TO DO: Type out the material below exactly.

-- start --

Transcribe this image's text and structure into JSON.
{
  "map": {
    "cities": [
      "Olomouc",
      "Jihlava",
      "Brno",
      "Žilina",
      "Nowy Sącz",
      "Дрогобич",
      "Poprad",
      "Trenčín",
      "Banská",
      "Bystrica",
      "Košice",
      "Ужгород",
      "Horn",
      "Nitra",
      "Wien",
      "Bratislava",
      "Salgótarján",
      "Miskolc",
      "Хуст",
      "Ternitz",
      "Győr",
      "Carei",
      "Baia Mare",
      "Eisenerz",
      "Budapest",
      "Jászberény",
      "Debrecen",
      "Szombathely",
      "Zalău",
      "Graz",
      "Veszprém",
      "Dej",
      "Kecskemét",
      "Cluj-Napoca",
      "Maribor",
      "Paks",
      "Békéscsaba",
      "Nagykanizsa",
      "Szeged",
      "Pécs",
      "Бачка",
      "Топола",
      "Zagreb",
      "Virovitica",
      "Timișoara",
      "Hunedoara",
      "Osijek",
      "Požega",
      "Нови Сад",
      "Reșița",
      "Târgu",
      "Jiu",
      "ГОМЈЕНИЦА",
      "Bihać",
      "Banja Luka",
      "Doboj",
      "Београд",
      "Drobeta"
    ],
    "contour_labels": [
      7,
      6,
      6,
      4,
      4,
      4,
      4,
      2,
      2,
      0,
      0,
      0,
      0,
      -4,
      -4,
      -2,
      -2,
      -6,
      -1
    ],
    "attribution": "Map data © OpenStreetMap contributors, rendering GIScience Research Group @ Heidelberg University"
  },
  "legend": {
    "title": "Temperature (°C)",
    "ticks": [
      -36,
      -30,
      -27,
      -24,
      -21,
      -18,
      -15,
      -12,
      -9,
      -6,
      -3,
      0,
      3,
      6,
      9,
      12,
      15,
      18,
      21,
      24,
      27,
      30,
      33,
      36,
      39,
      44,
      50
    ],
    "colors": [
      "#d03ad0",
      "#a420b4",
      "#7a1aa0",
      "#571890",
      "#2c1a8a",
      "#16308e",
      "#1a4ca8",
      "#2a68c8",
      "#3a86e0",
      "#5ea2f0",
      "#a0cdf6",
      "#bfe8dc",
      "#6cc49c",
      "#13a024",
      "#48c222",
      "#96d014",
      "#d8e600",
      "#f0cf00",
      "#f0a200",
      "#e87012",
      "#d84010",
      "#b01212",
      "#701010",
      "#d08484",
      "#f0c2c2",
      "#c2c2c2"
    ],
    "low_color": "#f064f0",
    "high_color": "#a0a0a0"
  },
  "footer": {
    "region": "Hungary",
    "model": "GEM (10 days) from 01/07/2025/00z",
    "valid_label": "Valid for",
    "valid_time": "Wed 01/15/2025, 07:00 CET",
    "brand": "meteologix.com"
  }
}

-- end --

RESPONSE FOR THIS EXERCISE:
Transcribe this image's text and structure into JSON.
{
  "map": {
    "cities": [
      "Olomouc",
      "Jihlava",
      "Brno",
      "Žilina",
      "Nowy Sącz",
      "Дрогобич",
      "Poprad",
      "Trenčín",
      "Banská",
      "Bystrica",
      "Košice",
      "Ужгород",
      "Horn",
      "Nitra",
      "Wien",
      "Bratislava",
      "Salgótarján",
      "Miskolc",
      "Хуст",
      "Ternitz",
      "Győr",
      "Carei",
      "Baia Mare",
      "Eisenerz",
      "Budapest",
      "Jászberény",
      "Debrecen",
      "Szombathely",
      "Zalău",
      "Graz",
      "Veszprém",
      "Dej",
      "Kecskemét",
      "Cluj-Napoca",
      "Maribor",
      "Paks",
      "Békéscsaba",
      "Nagykanizsa",
      "Szeged",
      "Pécs",
      "Бачка",
      "Топола",
      "Zagreb",
      "Virovitica",
      "Timișoara",
      "Hunedoara",
      "Osijek",
      "Požega",
      "Нови Сад",
      "Reșița",
      "Târgu",
      "Jiu",
      "ГОМЈЕНИЦА",
      "Bihać",
      "Banja Luka",
      "Doboj",
      "Београд",
      "Drobeta"
    ],
    "contour_labels": [
      7,
      6,
      6,
      4,
      4,
      4,
      4,
      2,
      2,
      0,
      0,
      0,
      0,
      -4,
      -4,
      -2,
      -2,
      -6,
      -1
    ],
    "attribution": "Map data © OpenStreetMap contributors, rendering GIScience Research Group @ Heidelberg University"
  },
  "legend": {
    "title": "Temperature (°C)",
    "ticks": [
      -36,
      -30,
      -27,
      -24,
      -21,
      -18,
      -15,
      -12,
      -9,
      -6,
      -3,
      0,
      3,
      6,
      9,
      12,
      15,
      18,
      21,
      24,
      27,
      30,
      33,
      36,
      39,
      44,
      50
    ],
    "colors": [
      "#d03ad0",
      "#a420b4",
      "#7a1aa0",
      "#571890",
      "#2c1a8a",
      "#16308e",
      "#1a4ca8",
      "#2a68c8",
      "#3a86e0",
      "#5ea2f0",
      "#a0cdf6",
      "#bfe8dc",
      "#6cc49c",
      "#13a024",
      "#48c222",
      "#96d014",
      "#d8e600",
      "#f0cf00",
      "#f0a200",
      "#e87012",
      "#d84010",
      "#b01212",
      "#701010",
      "#d08484",
      "#f0c2c2",
      "#c2c2c2"
    ],
    "low_color": "#f064f0",
    "high_color": "#a0a0a0"
  },
  "footer": {
    "region": "Hungary",
    "model": "GEM (10 days) from 01/07/2025/00z",
    "valid_label": "Valid for",
    "valid_time": "Wed 01/15/2025, 07:00 CET",
    "brand": "meteologix.com"
  }
}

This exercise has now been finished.